AIM: Note how many lines hold the string "selection" and give that number without any other words.
────────────────────────────────────────
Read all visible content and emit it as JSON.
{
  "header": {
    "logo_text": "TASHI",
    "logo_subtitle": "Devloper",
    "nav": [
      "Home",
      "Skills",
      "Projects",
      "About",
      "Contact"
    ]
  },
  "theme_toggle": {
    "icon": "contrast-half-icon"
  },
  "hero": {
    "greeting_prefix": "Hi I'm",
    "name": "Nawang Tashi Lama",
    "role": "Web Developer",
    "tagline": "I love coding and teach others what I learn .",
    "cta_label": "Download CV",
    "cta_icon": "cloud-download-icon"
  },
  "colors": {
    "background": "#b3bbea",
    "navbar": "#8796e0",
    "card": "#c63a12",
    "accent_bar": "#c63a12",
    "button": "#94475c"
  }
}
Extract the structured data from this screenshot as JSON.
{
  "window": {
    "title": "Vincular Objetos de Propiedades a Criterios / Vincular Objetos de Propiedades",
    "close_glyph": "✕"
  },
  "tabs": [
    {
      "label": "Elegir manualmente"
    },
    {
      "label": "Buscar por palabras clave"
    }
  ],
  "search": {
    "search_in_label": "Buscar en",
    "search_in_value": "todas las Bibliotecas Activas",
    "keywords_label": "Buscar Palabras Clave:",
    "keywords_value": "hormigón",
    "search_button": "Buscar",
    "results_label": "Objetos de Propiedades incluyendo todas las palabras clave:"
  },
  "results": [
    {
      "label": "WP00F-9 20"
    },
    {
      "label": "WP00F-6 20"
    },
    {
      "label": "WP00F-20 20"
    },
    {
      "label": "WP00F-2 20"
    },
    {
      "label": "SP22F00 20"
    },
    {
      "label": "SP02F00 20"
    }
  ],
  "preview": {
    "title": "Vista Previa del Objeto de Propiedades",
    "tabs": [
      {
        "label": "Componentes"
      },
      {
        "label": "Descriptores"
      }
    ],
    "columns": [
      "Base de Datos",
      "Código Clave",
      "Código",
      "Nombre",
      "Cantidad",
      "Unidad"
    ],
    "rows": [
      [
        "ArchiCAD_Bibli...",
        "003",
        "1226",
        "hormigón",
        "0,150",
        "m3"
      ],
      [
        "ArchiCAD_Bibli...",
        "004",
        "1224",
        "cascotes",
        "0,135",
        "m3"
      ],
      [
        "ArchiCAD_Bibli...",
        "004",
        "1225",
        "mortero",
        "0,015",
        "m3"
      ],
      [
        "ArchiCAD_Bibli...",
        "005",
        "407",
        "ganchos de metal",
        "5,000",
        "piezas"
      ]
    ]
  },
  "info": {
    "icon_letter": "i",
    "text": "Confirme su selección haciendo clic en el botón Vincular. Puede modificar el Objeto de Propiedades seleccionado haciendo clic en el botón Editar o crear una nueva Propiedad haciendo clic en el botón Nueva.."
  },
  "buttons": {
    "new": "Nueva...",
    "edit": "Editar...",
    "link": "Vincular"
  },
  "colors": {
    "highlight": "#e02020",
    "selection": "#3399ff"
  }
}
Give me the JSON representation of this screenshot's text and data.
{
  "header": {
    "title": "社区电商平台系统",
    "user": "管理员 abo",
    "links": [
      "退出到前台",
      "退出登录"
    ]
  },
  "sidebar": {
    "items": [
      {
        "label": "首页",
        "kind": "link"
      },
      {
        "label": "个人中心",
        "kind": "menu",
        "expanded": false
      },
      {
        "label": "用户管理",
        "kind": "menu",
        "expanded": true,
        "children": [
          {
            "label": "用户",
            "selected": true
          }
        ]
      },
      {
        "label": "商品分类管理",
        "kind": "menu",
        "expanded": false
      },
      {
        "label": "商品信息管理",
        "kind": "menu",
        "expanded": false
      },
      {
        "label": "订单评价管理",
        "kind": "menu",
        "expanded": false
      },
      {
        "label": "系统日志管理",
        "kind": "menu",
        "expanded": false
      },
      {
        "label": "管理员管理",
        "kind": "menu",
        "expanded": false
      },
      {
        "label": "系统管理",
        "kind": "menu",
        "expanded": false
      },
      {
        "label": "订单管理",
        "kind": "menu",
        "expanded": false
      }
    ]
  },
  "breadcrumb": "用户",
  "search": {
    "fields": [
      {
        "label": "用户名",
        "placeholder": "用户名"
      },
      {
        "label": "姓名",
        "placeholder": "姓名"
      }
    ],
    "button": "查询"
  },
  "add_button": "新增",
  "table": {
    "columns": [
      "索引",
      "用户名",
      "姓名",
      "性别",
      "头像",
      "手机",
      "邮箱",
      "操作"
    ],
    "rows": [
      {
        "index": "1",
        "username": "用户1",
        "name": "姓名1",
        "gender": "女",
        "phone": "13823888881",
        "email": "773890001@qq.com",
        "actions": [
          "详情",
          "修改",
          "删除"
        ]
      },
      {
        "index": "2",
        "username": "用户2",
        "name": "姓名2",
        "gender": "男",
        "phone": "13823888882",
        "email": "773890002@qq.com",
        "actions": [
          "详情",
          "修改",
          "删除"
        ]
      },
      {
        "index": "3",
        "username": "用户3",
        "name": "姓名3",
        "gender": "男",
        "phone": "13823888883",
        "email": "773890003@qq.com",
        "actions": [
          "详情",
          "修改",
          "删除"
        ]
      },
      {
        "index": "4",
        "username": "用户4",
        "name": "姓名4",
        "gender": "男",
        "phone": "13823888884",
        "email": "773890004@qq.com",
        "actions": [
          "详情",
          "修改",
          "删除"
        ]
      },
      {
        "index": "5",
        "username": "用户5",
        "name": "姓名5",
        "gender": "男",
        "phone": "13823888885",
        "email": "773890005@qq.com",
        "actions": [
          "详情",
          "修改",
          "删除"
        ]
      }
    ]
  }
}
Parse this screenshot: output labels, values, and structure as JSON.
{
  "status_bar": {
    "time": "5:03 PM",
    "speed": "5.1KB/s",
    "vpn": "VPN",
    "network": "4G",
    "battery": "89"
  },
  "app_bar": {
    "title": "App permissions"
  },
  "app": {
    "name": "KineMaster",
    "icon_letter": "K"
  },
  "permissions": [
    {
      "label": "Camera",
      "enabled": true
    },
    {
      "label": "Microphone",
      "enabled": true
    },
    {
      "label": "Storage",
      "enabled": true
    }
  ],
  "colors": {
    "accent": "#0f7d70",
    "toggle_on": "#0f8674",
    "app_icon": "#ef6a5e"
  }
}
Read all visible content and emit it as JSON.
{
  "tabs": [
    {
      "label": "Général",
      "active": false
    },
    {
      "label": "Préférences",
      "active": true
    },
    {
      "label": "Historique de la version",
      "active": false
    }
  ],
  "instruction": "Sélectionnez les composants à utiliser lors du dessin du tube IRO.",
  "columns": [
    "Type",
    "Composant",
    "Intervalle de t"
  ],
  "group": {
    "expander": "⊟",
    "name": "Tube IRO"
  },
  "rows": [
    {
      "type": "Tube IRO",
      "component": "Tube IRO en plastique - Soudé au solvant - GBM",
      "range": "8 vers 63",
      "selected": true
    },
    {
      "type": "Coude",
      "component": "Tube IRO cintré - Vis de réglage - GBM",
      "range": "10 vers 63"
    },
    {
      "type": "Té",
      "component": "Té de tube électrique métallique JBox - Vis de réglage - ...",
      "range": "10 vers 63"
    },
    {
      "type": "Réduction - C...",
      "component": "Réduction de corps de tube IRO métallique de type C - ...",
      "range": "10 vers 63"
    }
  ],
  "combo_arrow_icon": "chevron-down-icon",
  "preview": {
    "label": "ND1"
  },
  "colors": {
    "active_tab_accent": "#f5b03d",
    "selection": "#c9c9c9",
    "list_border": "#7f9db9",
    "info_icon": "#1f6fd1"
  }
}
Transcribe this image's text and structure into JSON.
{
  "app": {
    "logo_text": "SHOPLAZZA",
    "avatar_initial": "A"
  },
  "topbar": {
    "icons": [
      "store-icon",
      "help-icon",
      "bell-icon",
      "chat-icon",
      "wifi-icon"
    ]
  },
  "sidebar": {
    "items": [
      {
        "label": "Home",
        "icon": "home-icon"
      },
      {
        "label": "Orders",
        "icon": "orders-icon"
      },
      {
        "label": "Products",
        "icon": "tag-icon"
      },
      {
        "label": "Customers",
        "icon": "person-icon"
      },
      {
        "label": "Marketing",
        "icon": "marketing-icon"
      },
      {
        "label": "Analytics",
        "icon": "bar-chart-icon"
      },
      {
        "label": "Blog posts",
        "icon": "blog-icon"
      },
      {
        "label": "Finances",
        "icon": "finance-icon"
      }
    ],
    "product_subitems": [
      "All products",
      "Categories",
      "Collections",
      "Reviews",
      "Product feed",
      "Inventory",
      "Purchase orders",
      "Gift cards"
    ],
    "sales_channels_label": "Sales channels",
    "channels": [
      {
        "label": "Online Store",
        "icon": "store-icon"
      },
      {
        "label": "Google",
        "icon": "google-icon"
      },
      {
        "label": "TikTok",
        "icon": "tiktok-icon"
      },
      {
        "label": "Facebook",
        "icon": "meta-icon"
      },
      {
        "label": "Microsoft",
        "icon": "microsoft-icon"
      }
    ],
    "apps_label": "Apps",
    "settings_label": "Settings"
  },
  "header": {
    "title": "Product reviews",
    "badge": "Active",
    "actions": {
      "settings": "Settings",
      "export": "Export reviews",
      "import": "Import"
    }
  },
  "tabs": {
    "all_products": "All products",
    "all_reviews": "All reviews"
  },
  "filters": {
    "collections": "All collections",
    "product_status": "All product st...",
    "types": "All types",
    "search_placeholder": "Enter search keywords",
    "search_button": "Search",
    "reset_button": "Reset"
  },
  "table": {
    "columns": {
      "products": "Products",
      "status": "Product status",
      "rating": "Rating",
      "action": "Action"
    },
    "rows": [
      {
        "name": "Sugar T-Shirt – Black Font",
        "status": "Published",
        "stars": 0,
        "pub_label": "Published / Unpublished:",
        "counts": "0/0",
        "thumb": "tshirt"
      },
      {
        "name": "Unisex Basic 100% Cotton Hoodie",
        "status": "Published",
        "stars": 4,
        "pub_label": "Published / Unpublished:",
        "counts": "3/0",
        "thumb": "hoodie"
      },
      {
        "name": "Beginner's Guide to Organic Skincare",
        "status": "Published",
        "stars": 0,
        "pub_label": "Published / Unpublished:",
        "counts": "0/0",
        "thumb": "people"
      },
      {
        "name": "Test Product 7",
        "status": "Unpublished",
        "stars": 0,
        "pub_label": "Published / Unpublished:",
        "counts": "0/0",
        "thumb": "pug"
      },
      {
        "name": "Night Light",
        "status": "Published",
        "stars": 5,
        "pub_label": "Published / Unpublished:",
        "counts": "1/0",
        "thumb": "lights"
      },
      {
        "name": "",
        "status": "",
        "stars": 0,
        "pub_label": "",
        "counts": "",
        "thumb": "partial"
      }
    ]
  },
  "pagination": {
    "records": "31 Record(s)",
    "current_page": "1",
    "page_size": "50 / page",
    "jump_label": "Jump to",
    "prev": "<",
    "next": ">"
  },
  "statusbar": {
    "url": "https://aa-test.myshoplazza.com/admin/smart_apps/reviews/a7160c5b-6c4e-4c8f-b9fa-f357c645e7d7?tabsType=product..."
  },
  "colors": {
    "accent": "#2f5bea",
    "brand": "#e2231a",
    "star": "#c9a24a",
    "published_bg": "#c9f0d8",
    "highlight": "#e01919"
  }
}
────────────────────────────────────────
EXERCISE OUTPUT: 2